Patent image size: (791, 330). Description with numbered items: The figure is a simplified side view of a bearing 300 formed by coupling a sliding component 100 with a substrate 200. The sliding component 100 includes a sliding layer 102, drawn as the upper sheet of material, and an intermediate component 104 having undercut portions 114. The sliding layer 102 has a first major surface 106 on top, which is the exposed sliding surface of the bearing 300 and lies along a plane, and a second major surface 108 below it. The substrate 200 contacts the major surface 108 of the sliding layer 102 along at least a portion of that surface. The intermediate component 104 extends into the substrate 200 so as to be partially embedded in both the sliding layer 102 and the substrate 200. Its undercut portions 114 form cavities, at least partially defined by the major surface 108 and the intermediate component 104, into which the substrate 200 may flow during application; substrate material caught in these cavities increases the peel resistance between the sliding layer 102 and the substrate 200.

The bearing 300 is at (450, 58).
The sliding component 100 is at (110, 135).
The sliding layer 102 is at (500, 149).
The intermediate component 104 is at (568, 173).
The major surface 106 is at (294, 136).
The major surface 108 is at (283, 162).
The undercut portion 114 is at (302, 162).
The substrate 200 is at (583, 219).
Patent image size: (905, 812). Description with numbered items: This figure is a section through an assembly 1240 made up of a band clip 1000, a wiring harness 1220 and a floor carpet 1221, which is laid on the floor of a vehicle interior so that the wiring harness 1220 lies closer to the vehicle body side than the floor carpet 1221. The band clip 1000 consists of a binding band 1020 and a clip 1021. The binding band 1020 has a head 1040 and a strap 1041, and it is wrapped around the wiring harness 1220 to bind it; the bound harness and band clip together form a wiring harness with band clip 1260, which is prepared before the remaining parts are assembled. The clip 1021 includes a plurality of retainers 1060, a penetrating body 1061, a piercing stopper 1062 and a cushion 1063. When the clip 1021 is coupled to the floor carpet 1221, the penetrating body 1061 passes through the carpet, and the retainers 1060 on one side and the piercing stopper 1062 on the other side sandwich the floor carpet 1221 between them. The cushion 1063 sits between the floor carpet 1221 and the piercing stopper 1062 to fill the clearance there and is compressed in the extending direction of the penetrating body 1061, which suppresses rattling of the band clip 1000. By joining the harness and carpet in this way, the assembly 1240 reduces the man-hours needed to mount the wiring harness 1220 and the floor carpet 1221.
==
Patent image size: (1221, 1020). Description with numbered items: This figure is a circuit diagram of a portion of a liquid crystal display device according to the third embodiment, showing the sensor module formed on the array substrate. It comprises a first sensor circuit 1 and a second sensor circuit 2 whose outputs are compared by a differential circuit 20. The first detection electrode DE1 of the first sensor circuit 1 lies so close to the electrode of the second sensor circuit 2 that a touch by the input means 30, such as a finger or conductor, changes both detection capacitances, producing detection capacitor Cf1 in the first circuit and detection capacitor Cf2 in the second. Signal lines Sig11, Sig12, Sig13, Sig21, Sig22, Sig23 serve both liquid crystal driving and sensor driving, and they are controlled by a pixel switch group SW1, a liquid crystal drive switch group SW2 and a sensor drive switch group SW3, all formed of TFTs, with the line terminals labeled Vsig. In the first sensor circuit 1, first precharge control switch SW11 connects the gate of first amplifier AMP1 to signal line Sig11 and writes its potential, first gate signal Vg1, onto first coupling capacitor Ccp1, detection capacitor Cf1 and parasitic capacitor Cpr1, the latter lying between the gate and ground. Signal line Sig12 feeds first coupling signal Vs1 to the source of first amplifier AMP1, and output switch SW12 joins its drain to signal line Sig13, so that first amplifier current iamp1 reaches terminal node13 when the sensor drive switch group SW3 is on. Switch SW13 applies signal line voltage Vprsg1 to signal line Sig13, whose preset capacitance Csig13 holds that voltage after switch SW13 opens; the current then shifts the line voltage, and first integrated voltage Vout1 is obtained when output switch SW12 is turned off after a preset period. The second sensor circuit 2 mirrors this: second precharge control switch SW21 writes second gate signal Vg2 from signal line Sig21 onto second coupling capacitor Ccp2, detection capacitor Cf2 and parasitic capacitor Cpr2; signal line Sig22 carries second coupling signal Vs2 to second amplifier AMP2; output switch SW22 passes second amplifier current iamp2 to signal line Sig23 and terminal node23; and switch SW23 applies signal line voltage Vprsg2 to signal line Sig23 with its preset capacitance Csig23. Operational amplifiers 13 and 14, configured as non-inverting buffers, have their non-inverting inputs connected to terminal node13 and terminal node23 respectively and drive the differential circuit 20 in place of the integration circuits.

# [Task details]
Set down again, with no changes, the part that opens with the line containing "Patent image size: (791, 330)." and closes with the line containing "The substrate 200 is at (583, 219).".

# [The answer]
Patent image size: (791, 330). Description with numbered items: The figure is a simplified side view of a bearing 300 formed by coupling a sliding component 100 with a substrate 200. The sliding component 100 includes a sliding layer 102, drawn as the upper sheet of material, and an intermediate component 104 having undercut portions 114. The sliding layer 102 has a first major surface 106 on top, which is the exposed sliding surface of the bearing 300 and lies along a plane, and a second major surface 108 below it. The substrate 200 contacts the major surface 108 of the sliding layer 102 along at least a portion of that surface. The intermediate component 104 extends into the substrate 200 so as to be partially embedded in both the sliding layer 102 and the substrate 200. Its undercut portions 114 form cavities, at least partially defined by the major surface 108 and the intermediate component 104, into which the substrate 200 may flow during application; substrate material caught in these cavities increases the peel resistance between the sliding layer 102 and the substrate 200.

The bearing 300 is at (450, 58).
The sliding component 100 is at (110, 135).
The sliding layer 102 is at (500, 149).
The intermediate component 104 is at (568, 173).
The major surface 106 is at (294, 136).
The major surface 108 is at (283, 162).
The undercut portion 114 is at (302, 162).
The substrate 200 is at (583, 219).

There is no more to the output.